▶ TASK DATA

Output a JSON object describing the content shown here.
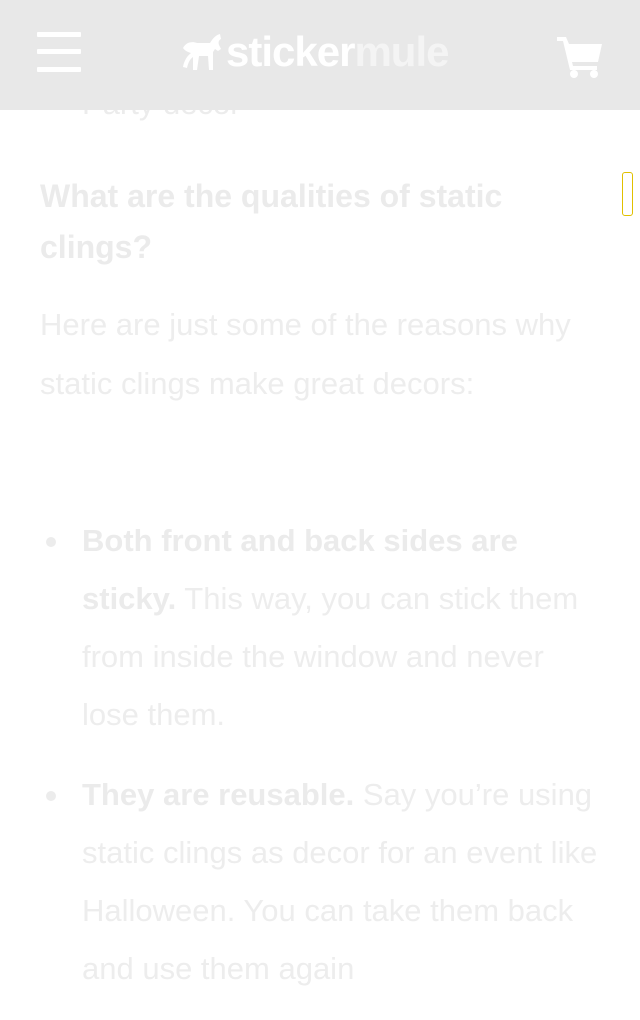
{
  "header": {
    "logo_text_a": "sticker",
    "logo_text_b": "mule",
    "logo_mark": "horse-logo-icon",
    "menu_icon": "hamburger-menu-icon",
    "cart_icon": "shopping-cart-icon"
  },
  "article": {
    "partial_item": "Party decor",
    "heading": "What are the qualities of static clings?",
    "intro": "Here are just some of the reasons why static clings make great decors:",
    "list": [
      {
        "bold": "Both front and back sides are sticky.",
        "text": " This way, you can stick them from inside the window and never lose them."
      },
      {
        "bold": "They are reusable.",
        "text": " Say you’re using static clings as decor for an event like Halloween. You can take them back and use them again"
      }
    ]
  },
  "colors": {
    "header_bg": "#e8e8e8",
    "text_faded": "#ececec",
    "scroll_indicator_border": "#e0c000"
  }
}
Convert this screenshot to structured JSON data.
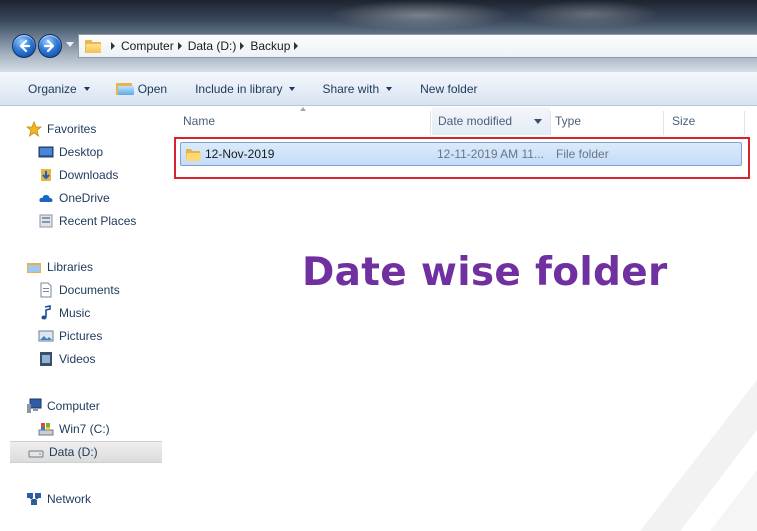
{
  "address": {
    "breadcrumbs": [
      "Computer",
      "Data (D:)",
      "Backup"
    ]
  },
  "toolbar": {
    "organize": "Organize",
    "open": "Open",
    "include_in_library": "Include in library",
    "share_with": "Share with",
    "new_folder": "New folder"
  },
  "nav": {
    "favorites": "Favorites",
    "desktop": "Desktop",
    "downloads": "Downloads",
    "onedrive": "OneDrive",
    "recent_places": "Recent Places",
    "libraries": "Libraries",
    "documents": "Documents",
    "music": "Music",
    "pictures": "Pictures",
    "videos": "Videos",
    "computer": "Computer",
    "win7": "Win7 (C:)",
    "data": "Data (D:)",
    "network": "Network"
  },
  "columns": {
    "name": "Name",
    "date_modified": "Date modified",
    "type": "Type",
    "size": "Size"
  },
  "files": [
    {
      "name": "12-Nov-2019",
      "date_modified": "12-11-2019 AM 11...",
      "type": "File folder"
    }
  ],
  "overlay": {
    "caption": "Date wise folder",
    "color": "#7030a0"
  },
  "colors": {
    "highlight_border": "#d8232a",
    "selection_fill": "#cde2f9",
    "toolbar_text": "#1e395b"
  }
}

▶ TASK
Print exactly the span of lines that begins with the line containing "Convert this screenshot" and ends with the last line of the listing, with no pictures.

▶ RESPONSE FOR THIS EXERCISE
Convert this screenshot to structured JSON data.
{
  "address": {
    "breadcrumbs": [
      "Computer",
      "Data (D:)",
      "Backup"
    ]
  },
  "toolbar": {
    "organize": "Organize",
    "open": "Open",
    "include_in_library": "Include in library",
    "share_with": "Share with",
    "new_folder": "New folder"
  },
  "nav": {
    "favorites": "Favorites",
    "desktop": "Desktop",
    "downloads": "Downloads",
    "onedrive": "OneDrive",
    "recent_places": "Recent Places",
    "libraries": "Libraries",
    "documents": "Documents",
    "music": "Music",
    "pictures": "Pictures",
    "videos": "Videos",
    "computer": "Computer",
    "win7": "Win7 (C:)",
    "data": "Data (D:)",
    "network": "Network"
  },
  "columns": {
    "name": "Name",
    "date_modified": "Date modified",
    "type": "Type",
    "size": "Size"
  },
  "files": [
    {
      "name": "12-Nov-2019",
      "date_modified": "12-11-2019 AM 11...",
      "type": "File folder"
    }
  ],
  "overlay": {
    "caption": "Date wise folder",
    "color": "#7030a0"
  },
  "colors": {
    "highlight_border": "#d8232a",
    "selection_fill": "#cde2f9",
    "toolbar_text": "#1e395b"
  }
}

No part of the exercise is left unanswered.